### LISTED RECORDS ###

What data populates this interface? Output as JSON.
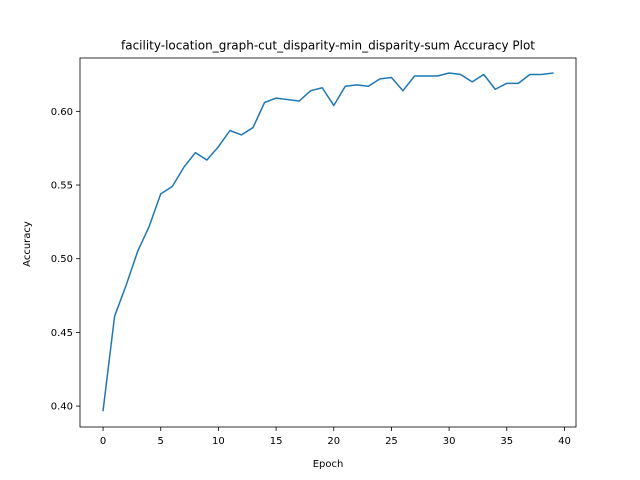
{
  "chart_data": {
    "type": "line",
    "title": "facility-location_graph-cut_disparity-min_disparity-sum Accuracy Plot",
    "xlabel": "Epoch",
    "ylabel": "Accuracy",
    "xlim": [
      -2.0,
      41.0
    ],
    "ylim": [
      0.3858,
      0.6362
    ],
    "xticks": [
      0,
      5,
      10,
      15,
      20,
      25,
      30,
      35,
      40
    ],
    "yticks": [
      0.4,
      0.45,
      0.5,
      0.55,
      0.6
    ],
    "ytick_labels": [
      "0.40",
      "0.45",
      "0.50",
      "0.55",
      "0.60"
    ],
    "grid": false,
    "line_color": "#1f77b4",
    "series": [
      {
        "x": [
          0,
          1,
          2,
          3,
          4,
          5,
          6,
          7,
          8,
          9,
          10,
          11,
          12,
          13,
          14,
          15,
          16,
          17,
          18,
          19,
          20,
          21,
          22,
          23,
          24,
          25,
          26,
          27,
          28,
          29,
          30,
          31,
          32,
          33,
          34,
          35,
          36,
          37,
          38,
          39
        ],
        "values": [
          0.397,
          0.461,
          0.482,
          0.505,
          0.522,
          0.544,
          0.549,
          0.562,
          0.572,
          0.567,
          0.576,
          0.587,
          0.584,
          0.589,
          0.606,
          0.609,
          0.608,
          0.607,
          0.614,
          0.616,
          0.604,
          0.617,
          0.618,
          0.617,
          0.622,
          0.623,
          0.614,
          0.624,
          0.624,
          0.624,
          0.626,
          0.625,
          0.62,
          0.625,
          0.615,
          0.619,
          0.619,
          0.625,
          0.625,
          0.626
        ]
      }
    ]
  }
}
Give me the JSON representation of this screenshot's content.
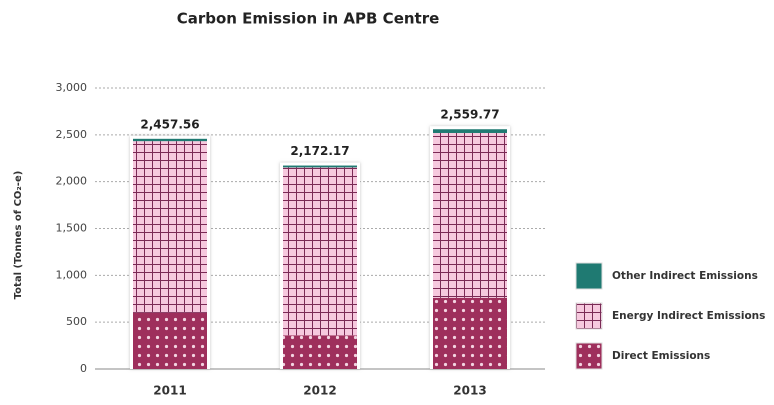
{
  "chart_data": {
    "type": "stacked_bar",
    "title": "Carbon Emission in APB Centre",
    "y_label": "Total (Tonnes of CO₂-e)",
    "categories": [
      "2011",
      "2012",
      "2013"
    ],
    "series": [
      {
        "name": "Direct Emissions",
        "color": "#9e2f5c",
        "values": [
          600,
          360,
          760
        ]
      },
      {
        "name": "Energy Indirect Emissions",
        "color": "#f6c9de",
        "values": [
          1832.56,
          1792.17,
          1759.77
        ]
      },
      {
        "name": "Other Indirect Emissions",
        "color": "#1f7a72",
        "values": [
          25,
          20,
          40
        ]
      }
    ],
    "totals": {
      "values": [
        2457.56,
        2172.17,
        2559.77
      ],
      "value_labels": [
        "2,457.56",
        "2,172.17",
        "2,559.77"
      ]
    },
    "ylim": [
      0,
      3000
    ],
    "yticks": [
      0,
      {
        "value": 500,
        "label": "500"
      },
      {
        "value": 1000,
        "label": "1,000"
      },
      {
        "value": 1500,
        "label": "1,500"
      },
      {
        "value": 2000,
        "label": "2,000"
      },
      {
        "value": 2500,
        "label": "2,500"
      },
      {
        "value": 3000,
        "label": "3,000"
      }
    ],
    "grid": true,
    "legend": "right"
  }
}
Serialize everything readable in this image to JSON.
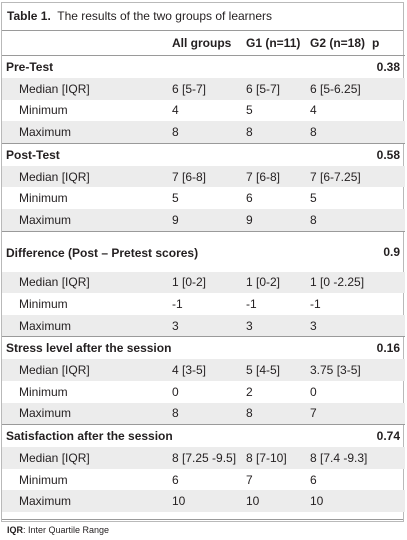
{
  "caption": {
    "label": "Table 1.",
    "text": "The results of the two groups of learners"
  },
  "headers": [
    "",
    "All groups",
    "G1 (n=11)",
    "G2 (n=18)",
    "p"
  ],
  "groups": [
    {
      "title": "Pre-Test",
      "p": "0.38",
      "rows": [
        {
          "label": "Median [IQR]",
          "all": "6 [5-7]",
          "g1": "6 [5-7]",
          "g2": "6 [5-6.25]"
        },
        {
          "label": "Minimum",
          "all": "4",
          "g1": "5",
          "g2": "4"
        },
        {
          "label": "Maximum",
          "all": "8",
          "g1": "8",
          "g2": "8"
        }
      ]
    },
    {
      "title": "Post-Test",
      "p": "0.58",
      "rows": [
        {
          "label": "Median [IQR]",
          "all": "7 [6-8]",
          "g1": "7 [6-8]",
          "g2": "7 [6-7.25]"
        },
        {
          "label": "Minimum",
          "all": "5",
          "g1": "6",
          "g2": "5"
        },
        {
          "label": "Maximum",
          "all": "9",
          "g1": "9",
          "g2": "8"
        }
      ]
    },
    {
      "title": "Difference (Post – Pretest scores)",
      "p": "0.9",
      "rows": [
        {
          "label": "Median [IQR]",
          "all": "1 [0-2]",
          "g1": "1 [0-2]",
          "g2": "1 [0 -2.25]"
        },
        {
          "label": "Minimum",
          "all": "-1",
          "g1": "-1",
          "g2": "-1"
        },
        {
          "label": "Maximum",
          "all": "3",
          "g1": "3",
          "g2": "3"
        }
      ]
    },
    {
      "title": "Stress level after the session",
      "p": "0.16",
      "rows": [
        {
          "label": "Median [IQR]",
          "all": "4 [3-5]",
          "g1": "5 [4-5]",
          "g2": "3.75 [3-5]"
        },
        {
          "label": "Minimum",
          "all": "0",
          "g1": "2",
          "g2": "0"
        },
        {
          "label": "Maximum",
          "all": "8",
          "g1": "8",
          "g2": "7"
        }
      ]
    },
    {
      "title": "Satisfaction after the session",
      "p": "0.74",
      "rows": [
        {
          "label": "Median [IQR]",
          "all": "8 [7.25 -9.5]",
          "g1": "8 [7-10]",
          "g2": "8 [7.4 -9.3]"
        },
        {
          "label": "Minimum",
          "all": "6",
          "g1": "7",
          "g2": "6"
        },
        {
          "label": "Maximum",
          "all": "10",
          "g1": "10",
          "g2": "10"
        }
      ]
    }
  ],
  "footer": {
    "abbr": "IQR",
    "text": ": Inter Quartile Range"
  }
}
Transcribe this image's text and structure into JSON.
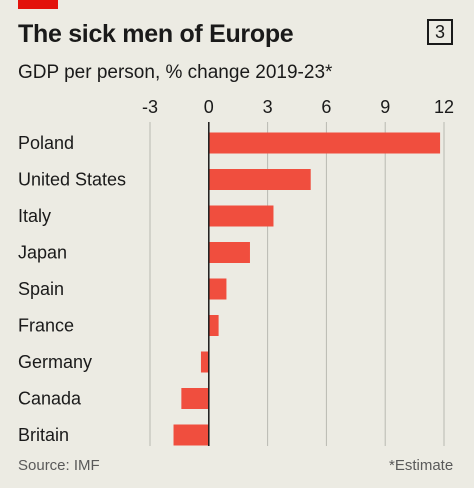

###

- _DIRECTIONS FOR THIS TASK_
Check each line of the records for the word "name", and show the lines that contain it.

- _TASK RESULT_
        "name": "Direct Emissions",
        "name": "Energy Indirect Emissions",
        "name": "Other Indirect Emissions",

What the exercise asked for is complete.